# DATASET EXTRACT
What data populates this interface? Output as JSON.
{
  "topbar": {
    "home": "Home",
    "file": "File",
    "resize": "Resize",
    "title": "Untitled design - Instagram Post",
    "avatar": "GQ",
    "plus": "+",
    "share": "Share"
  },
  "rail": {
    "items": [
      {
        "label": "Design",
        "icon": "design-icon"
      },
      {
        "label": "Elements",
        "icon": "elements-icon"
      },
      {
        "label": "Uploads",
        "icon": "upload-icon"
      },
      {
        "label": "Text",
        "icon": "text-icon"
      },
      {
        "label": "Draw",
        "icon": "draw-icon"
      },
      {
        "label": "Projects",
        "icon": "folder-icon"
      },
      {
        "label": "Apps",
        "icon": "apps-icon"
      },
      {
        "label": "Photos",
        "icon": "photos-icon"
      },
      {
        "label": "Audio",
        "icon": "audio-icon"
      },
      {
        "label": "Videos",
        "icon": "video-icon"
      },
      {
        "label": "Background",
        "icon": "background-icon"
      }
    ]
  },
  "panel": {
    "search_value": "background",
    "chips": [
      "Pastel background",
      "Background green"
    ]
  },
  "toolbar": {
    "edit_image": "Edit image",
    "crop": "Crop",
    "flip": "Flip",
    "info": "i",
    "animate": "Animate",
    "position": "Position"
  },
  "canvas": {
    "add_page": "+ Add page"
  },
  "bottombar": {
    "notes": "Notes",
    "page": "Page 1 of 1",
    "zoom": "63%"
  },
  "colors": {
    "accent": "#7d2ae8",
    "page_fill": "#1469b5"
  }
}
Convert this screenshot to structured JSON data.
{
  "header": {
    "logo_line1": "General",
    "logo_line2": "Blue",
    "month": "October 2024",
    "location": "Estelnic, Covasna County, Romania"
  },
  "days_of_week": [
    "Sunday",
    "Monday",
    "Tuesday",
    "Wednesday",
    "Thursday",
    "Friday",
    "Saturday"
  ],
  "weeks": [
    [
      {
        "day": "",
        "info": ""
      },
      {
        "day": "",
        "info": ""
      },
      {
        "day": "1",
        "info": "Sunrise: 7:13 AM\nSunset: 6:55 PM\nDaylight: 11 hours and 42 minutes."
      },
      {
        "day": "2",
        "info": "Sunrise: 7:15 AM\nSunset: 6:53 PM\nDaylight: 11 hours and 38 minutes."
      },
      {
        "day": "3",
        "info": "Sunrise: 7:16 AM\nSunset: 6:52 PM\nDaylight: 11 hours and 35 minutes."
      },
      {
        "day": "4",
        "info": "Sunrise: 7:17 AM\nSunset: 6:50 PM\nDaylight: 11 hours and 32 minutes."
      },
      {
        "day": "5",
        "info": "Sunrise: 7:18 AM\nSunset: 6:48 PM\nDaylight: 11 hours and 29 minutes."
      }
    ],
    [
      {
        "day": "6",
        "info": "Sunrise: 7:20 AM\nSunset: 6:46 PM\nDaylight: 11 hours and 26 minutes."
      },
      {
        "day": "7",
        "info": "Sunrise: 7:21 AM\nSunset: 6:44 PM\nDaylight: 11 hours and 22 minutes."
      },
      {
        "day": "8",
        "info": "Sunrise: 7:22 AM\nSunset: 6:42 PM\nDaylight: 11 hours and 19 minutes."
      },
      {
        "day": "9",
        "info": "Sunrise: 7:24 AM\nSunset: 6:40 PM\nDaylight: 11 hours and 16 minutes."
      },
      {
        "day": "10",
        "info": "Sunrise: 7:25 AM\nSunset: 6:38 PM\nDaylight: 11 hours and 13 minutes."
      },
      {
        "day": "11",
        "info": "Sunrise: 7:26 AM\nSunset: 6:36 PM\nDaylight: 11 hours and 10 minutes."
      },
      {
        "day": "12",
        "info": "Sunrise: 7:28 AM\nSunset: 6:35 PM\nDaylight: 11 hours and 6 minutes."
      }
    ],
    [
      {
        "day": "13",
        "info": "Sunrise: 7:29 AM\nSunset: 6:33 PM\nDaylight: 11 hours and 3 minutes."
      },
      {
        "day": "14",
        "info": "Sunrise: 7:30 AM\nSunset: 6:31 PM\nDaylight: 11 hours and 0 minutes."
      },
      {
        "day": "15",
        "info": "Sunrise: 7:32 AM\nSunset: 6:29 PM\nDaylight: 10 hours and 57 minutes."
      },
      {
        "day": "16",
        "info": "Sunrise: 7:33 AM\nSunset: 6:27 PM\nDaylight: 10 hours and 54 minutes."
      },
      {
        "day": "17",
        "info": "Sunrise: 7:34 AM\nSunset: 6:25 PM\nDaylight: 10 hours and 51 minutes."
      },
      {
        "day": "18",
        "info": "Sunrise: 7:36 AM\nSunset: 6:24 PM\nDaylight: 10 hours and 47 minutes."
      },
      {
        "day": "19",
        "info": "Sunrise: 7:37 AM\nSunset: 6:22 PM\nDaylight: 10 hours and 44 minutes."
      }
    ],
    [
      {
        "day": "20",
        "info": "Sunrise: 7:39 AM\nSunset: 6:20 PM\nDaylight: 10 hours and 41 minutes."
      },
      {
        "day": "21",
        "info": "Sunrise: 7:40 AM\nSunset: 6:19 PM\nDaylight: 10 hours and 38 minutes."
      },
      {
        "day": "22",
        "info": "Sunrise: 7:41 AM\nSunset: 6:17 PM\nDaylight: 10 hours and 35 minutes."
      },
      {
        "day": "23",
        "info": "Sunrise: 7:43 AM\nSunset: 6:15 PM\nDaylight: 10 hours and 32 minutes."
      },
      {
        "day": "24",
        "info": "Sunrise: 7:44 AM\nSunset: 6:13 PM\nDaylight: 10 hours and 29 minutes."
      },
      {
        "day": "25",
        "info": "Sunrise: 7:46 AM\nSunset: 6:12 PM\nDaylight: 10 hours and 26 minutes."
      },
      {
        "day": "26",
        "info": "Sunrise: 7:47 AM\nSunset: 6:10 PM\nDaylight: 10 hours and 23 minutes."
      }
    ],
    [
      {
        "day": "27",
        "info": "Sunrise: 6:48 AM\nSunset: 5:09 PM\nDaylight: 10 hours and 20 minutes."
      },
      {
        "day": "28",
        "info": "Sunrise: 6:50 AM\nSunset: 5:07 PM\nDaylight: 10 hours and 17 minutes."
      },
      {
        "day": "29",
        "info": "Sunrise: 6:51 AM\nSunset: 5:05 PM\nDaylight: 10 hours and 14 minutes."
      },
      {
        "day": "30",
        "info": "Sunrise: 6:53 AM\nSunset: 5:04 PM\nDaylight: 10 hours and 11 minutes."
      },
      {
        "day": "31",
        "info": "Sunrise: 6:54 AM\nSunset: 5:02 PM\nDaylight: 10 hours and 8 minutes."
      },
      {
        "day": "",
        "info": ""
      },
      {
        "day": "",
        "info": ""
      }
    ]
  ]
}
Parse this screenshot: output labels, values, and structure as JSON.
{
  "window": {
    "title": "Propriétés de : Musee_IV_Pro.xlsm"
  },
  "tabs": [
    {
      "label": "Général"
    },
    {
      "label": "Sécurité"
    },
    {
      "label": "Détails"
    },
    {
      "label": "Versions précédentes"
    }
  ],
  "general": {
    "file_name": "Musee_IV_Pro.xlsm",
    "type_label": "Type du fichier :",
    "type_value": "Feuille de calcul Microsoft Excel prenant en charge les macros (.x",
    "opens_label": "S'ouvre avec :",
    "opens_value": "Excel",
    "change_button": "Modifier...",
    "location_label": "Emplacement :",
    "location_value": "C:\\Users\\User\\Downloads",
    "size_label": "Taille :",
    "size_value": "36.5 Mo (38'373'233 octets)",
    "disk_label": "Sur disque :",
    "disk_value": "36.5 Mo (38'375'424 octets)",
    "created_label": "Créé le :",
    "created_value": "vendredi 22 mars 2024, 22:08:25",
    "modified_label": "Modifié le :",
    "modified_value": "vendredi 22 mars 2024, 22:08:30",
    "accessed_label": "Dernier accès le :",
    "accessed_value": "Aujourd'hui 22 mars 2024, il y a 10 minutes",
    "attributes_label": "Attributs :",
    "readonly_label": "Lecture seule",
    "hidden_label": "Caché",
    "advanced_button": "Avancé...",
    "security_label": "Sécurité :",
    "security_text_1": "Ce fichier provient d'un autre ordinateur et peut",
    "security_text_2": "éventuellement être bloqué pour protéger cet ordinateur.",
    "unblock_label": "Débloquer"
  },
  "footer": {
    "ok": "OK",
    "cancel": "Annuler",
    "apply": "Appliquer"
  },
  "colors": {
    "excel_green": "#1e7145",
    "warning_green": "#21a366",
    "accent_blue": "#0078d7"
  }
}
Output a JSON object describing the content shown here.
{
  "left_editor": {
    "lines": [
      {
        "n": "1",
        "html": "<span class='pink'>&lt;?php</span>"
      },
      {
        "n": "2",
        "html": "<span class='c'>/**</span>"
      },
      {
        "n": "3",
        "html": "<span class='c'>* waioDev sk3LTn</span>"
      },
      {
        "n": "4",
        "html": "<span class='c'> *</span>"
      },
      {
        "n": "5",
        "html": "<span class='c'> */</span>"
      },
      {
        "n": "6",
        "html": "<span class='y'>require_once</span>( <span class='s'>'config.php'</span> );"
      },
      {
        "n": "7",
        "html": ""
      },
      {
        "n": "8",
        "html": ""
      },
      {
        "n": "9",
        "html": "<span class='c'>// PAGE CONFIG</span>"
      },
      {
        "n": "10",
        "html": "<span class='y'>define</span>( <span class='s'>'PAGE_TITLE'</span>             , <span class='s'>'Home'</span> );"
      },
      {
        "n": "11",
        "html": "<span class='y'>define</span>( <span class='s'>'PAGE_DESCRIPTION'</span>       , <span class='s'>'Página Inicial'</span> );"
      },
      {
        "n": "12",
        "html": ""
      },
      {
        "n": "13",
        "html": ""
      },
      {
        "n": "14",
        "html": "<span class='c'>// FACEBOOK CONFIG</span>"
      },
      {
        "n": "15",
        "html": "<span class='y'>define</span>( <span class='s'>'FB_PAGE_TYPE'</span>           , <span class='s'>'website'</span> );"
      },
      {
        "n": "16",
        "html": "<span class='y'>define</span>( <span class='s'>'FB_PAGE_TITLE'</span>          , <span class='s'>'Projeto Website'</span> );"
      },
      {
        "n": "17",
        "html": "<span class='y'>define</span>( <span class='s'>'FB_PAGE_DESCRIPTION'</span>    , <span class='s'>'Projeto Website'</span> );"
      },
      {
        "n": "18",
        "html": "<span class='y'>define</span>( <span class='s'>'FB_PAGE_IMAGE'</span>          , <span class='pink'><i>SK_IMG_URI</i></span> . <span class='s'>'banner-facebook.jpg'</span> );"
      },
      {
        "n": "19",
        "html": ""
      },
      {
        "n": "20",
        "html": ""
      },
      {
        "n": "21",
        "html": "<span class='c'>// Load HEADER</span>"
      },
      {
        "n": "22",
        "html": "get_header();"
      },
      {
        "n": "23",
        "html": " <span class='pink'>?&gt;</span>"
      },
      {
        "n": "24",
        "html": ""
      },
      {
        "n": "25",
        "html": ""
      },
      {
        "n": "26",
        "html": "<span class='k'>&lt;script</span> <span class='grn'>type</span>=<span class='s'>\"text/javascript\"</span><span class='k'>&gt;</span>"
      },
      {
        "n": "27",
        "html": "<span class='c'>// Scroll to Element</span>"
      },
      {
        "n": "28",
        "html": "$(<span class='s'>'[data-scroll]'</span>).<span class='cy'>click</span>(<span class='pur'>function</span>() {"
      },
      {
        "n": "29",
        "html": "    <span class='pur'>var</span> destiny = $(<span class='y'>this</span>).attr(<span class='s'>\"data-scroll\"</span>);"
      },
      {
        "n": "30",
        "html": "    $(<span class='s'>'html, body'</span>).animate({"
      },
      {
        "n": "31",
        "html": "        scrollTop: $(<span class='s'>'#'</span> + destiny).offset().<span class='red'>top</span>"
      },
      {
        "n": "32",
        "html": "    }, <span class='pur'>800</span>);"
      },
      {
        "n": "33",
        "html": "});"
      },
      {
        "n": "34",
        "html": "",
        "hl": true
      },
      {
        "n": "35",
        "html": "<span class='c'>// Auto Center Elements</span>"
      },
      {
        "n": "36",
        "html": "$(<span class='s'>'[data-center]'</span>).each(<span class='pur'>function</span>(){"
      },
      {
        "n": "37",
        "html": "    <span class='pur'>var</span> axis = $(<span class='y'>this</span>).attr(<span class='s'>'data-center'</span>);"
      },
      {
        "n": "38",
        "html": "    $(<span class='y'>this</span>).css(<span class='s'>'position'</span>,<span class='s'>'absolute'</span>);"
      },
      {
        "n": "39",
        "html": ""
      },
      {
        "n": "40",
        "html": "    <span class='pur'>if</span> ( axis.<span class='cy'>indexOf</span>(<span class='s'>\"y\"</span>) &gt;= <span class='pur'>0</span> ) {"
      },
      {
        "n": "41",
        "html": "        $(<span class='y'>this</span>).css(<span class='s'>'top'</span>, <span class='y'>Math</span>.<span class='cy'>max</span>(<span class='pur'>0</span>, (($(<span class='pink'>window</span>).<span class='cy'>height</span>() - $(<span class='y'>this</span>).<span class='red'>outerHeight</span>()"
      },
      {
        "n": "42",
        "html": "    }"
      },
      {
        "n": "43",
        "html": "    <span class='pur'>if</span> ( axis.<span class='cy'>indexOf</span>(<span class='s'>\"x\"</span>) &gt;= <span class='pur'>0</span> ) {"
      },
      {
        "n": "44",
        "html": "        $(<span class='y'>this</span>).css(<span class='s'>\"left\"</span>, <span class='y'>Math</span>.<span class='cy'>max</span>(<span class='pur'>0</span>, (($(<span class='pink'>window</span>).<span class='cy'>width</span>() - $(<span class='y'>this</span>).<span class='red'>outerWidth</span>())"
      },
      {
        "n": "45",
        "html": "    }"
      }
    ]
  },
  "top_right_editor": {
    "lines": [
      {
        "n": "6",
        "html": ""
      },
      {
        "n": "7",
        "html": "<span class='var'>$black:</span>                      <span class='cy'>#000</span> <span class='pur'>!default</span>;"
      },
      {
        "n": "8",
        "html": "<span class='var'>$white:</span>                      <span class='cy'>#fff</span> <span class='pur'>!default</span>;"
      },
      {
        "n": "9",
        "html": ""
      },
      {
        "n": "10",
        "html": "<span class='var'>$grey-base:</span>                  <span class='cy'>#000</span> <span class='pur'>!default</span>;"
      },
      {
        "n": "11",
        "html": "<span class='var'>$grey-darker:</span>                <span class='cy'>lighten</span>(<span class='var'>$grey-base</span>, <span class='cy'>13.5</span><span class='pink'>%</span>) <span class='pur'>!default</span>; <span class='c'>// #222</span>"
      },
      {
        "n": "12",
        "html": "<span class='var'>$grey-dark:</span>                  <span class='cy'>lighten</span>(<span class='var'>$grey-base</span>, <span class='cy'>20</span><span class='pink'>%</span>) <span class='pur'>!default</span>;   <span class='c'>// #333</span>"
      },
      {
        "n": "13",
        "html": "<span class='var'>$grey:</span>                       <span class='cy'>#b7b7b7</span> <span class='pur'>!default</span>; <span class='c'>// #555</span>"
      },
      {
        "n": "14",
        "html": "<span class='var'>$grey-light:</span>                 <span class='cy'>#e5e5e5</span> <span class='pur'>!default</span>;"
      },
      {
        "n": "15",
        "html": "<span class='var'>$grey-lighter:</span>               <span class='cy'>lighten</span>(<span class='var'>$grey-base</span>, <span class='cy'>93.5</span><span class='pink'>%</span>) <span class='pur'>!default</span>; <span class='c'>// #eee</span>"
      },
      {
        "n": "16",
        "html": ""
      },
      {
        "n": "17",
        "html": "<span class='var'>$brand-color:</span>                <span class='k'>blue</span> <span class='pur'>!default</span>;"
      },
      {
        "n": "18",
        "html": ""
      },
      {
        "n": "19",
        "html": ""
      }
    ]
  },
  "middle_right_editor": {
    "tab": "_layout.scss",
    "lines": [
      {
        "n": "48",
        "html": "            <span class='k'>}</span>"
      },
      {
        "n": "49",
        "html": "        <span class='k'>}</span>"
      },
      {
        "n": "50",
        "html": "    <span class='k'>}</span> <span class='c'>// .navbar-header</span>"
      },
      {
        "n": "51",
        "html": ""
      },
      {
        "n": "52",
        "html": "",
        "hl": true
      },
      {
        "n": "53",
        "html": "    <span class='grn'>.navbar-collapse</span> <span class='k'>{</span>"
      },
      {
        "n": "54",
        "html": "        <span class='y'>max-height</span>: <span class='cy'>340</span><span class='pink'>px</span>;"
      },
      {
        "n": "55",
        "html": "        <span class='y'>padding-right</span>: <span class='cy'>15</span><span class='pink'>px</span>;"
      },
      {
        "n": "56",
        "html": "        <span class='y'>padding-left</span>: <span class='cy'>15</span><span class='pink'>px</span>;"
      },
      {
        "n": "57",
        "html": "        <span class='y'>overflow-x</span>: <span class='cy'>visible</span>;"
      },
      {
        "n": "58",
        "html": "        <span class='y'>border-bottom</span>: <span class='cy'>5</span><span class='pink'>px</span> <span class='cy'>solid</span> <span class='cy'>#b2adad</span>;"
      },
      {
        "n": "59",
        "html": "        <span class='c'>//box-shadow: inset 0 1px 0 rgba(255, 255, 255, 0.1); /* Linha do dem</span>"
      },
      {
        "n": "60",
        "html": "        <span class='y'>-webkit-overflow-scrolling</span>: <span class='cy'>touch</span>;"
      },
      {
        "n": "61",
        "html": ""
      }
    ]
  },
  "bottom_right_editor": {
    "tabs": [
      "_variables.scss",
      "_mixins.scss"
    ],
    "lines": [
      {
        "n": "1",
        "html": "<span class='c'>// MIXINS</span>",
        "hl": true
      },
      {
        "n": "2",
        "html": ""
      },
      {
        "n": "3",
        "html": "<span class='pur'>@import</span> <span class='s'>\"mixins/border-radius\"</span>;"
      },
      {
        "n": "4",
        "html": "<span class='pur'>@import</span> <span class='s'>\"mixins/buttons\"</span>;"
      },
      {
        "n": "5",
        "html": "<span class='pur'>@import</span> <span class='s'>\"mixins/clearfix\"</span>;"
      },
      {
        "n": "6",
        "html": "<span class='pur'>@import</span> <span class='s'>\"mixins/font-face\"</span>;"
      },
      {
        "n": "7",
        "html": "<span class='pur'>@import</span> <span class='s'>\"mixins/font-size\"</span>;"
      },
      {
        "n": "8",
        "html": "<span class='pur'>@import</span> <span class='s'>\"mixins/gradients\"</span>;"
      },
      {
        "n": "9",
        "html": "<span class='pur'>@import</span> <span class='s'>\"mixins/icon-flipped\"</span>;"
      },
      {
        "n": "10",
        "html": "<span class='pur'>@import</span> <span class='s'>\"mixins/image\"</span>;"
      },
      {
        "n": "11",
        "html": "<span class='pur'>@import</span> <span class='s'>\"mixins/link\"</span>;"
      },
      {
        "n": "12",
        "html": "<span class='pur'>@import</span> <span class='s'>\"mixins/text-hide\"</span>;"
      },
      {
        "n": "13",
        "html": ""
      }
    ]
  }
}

# STATED PROBLEM
Search the records for the word "JSON", then list every line that has it.

# ANSWER TO THE EXERCISE
What data populates this interface? Output as JSON.
Convert this screenshot to structured JSON data.
Parse this screenshot: output labels, values, and structure as JSON.
Output a JSON object describing the content shown here.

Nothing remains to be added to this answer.